Stored dataset items:
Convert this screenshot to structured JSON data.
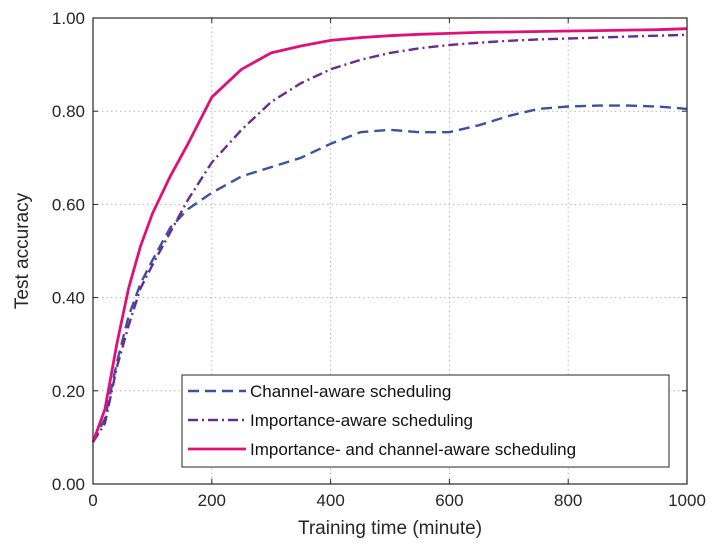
{
  "chart_data": {
    "type": "line",
    "title": "",
    "xlabel": "Training time (minute)",
    "ylabel": "Test accuracy",
    "xlim": [
      0,
      1000
    ],
    "ylim": [
      0,
      1
    ],
    "xticks": [
      0,
      200,
      400,
      600,
      800,
      1000
    ],
    "xtick_labels": [
      "0",
      "200",
      "400",
      "600",
      "800",
      "1000"
    ],
    "yticks": [
      0,
      0.2,
      0.4,
      0.6,
      0.8,
      1.0
    ],
    "ytick_labels": [
      "0.00",
      "0.20",
      "0.40",
      "0.60",
      "0.80",
      "1.00"
    ],
    "grid": true,
    "legend_position": "bottom-right",
    "series": [
      {
        "name": "Channel-aware scheduling",
        "color": "#3a52a0",
        "style": "dashed",
        "x": [
          0,
          20,
          40,
          60,
          80,
          100,
          130,
          160,
          200,
          250,
          300,
          350,
          400,
          450,
          500,
          550,
          600,
          650,
          700,
          750,
          800,
          850,
          900,
          950,
          1000
        ],
        "y": [
          0.09,
          0.14,
          0.26,
          0.36,
          0.43,
          0.48,
          0.55,
          0.59,
          0.625,
          0.66,
          0.68,
          0.7,
          0.73,
          0.755,
          0.76,
          0.755,
          0.755,
          0.77,
          0.79,
          0.805,
          0.81,
          0.812,
          0.812,
          0.81,
          0.805
        ]
      },
      {
        "name": "Importance-aware scheduling",
        "color": "#6a2b90",
        "style": "dashdot",
        "x": [
          0,
          20,
          40,
          60,
          80,
          100,
          130,
          160,
          200,
          250,
          300,
          350,
          400,
          450,
          500,
          550,
          600,
          650,
          700,
          750,
          800,
          850,
          900,
          950,
          1000
        ],
        "y": [
          0.09,
          0.13,
          0.25,
          0.34,
          0.42,
          0.47,
          0.54,
          0.61,
          0.69,
          0.76,
          0.82,
          0.86,
          0.89,
          0.91,
          0.925,
          0.935,
          0.942,
          0.947,
          0.951,
          0.954,
          0.956,
          0.958,
          0.96,
          0.962,
          0.964
        ]
      },
      {
        "name": "Importance- and channel-aware scheduling",
        "color": "#e0107a",
        "style": "solid",
        "x": [
          0,
          20,
          40,
          60,
          80,
          100,
          130,
          160,
          200,
          250,
          300,
          350,
          400,
          450,
          500,
          550,
          600,
          650,
          700,
          750,
          800,
          850,
          900,
          950,
          1000
        ],
        "y": [
          0.09,
          0.16,
          0.3,
          0.42,
          0.51,
          0.58,
          0.66,
          0.73,
          0.83,
          0.89,
          0.925,
          0.94,
          0.952,
          0.958,
          0.962,
          0.965,
          0.967,
          0.969,
          0.97,
          0.971,
          0.972,
          0.973,
          0.974,
          0.975,
          0.977
        ]
      }
    ]
  }
}
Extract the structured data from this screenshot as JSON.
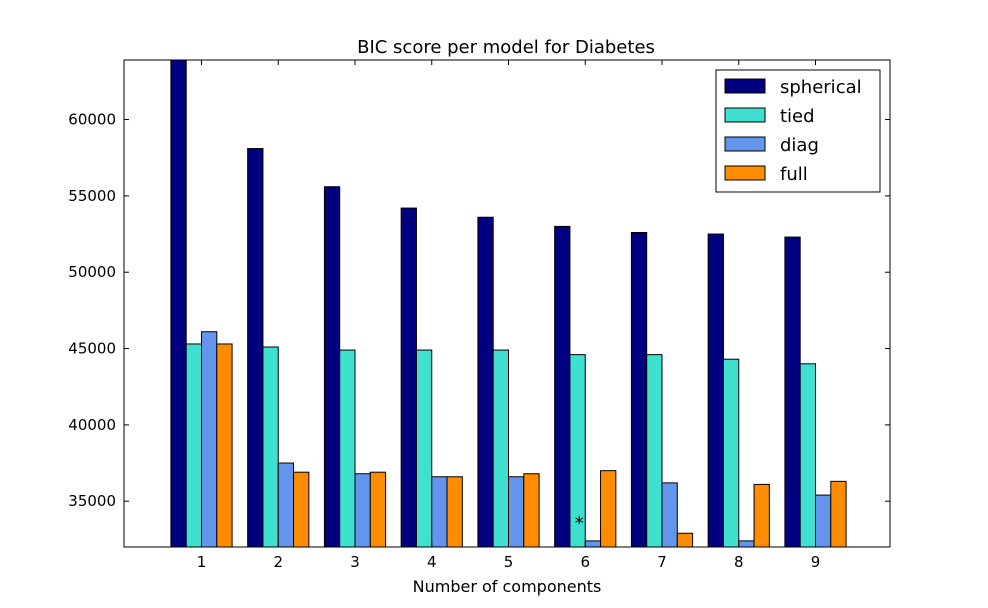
{
  "chart_data": {
    "type": "bar",
    "title": "BIC score per model for Diabetes",
    "xlabel": "Number of components",
    "ylabel": "",
    "categories": [
      "1",
      "2",
      "3",
      "4",
      "5",
      "6",
      "7",
      "8",
      "9"
    ],
    "ylim": [
      32000,
      63900
    ],
    "yticks": [
      35000,
      40000,
      45000,
      50000,
      55000,
      60000
    ],
    "ytick_labels": [
      "35000",
      "40000",
      "45000",
      "50000",
      "55000",
      "60000"
    ],
    "series": [
      {
        "name": "spherical",
        "color": "#000080",
        "values": [
          64000,
          58100,
          55600,
          54200,
          53600,
          53000,
          52600,
          52500,
          52300
        ]
      },
      {
        "name": "tied",
        "color": "#40e0d0",
        "values": [
          45300,
          45100,
          44900,
          44900,
          44900,
          44600,
          44600,
          44300,
          44000
        ]
      },
      {
        "name": "diag",
        "color": "#6495ed",
        "values": [
          46100,
          37500,
          36800,
          36600,
          36600,
          32400,
          36200,
          32400,
          35400
        ]
      },
      {
        "name": "full",
        "color": "#ff8c00",
        "values": [
          45300,
          36900,
          36900,
          36600,
          36800,
          37000,
          32900,
          36100,
          36300
        ]
      }
    ],
    "annotations": [
      {
        "text": "*",
        "category": "6"
      }
    ],
    "legend_position": "top-right",
    "grid": false
  }
}
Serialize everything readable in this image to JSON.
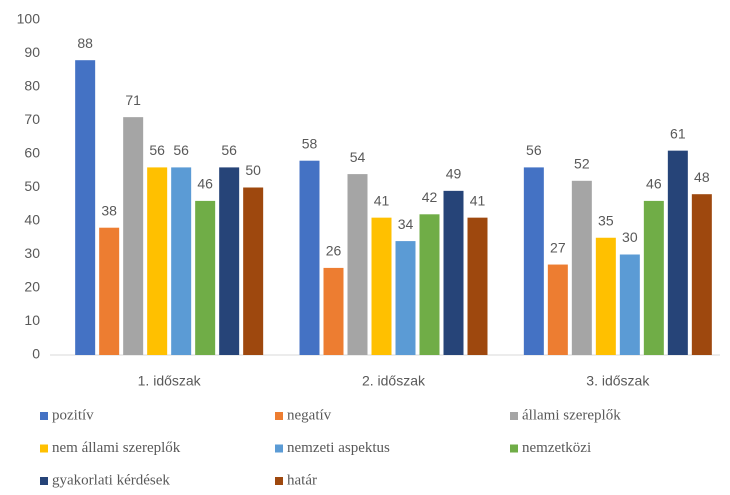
{
  "chart_data": {
    "type": "bar",
    "categories": [
      "1. időszak",
      "2. időszak",
      "3. időszak"
    ],
    "series": [
      {
        "name": "pozitív",
        "color": "#4472c4",
        "values": [
          88,
          58,
          56
        ]
      },
      {
        "name": "negatív",
        "color": "#ed7d31",
        "values": [
          38,
          26,
          27
        ]
      },
      {
        "name": "állami szereplők",
        "color": "#a5a5a5",
        "values": [
          71,
          54,
          52
        ]
      },
      {
        "name": "nem állami szereplők",
        "color": "#ffc000",
        "values": [
          56,
          41,
          35
        ]
      },
      {
        "name": "nemzeti aspektus",
        "color": "#5b9bd5",
        "values": [
          56,
          34,
          30
        ]
      },
      {
        "name": "nemzetközi",
        "color": "#70ad47",
        "values": [
          46,
          42,
          46
        ]
      },
      {
        "name": "gyakorlati kérdések",
        "color": "#264478",
        "values": [
          56,
          49,
          61
        ]
      },
      {
        "name": "határ",
        "color": "#9e480e",
        "values": [
          50,
          41,
          48
        ]
      }
    ],
    "ylim": [
      0,
      100
    ],
    "yticks": [
      0,
      10,
      20,
      30,
      40,
      50,
      60,
      70,
      80,
      90,
      100
    ],
    "grid": false,
    "legend": "bottom",
    "data_labels": true
  }
}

DIRECTIONS: Write out exactly the lines from the line containing "Serialize everything readable" through the last line of the listing above, please, and leave out any pictures.

EXERCISE RESPONSE:
Serialize everything readable in this image to JSON.
{
  "chart_data": {
    "type": "bar",
    "categories": [
      "1. időszak",
      "2. időszak",
      "3. időszak"
    ],
    "series": [
      {
        "name": "pozitív",
        "color": "#4472c4",
        "values": [
          88,
          58,
          56
        ]
      },
      {
        "name": "negatív",
        "color": "#ed7d31",
        "values": [
          38,
          26,
          27
        ]
      },
      {
        "name": "állami szereplők",
        "color": "#a5a5a5",
        "values": [
          71,
          54,
          52
        ]
      },
      {
        "name": "nem állami szereplők",
        "color": "#ffc000",
        "values": [
          56,
          41,
          35
        ]
      },
      {
        "name": "nemzeti aspektus",
        "color": "#5b9bd5",
        "values": [
          56,
          34,
          30
        ]
      },
      {
        "name": "nemzetközi",
        "color": "#70ad47",
        "values": [
          46,
          42,
          46
        ]
      },
      {
        "name": "gyakorlati kérdések",
        "color": "#264478",
        "values": [
          56,
          49,
          61
        ]
      },
      {
        "name": "határ",
        "color": "#9e480e",
        "values": [
          50,
          41,
          48
        ]
      }
    ],
    "ylim": [
      0,
      100
    ],
    "yticks": [
      0,
      10,
      20,
      30,
      40,
      50,
      60,
      70,
      80,
      90,
      100
    ],
    "grid": false,
    "legend": "bottom",
    "data_labels": true
  }
}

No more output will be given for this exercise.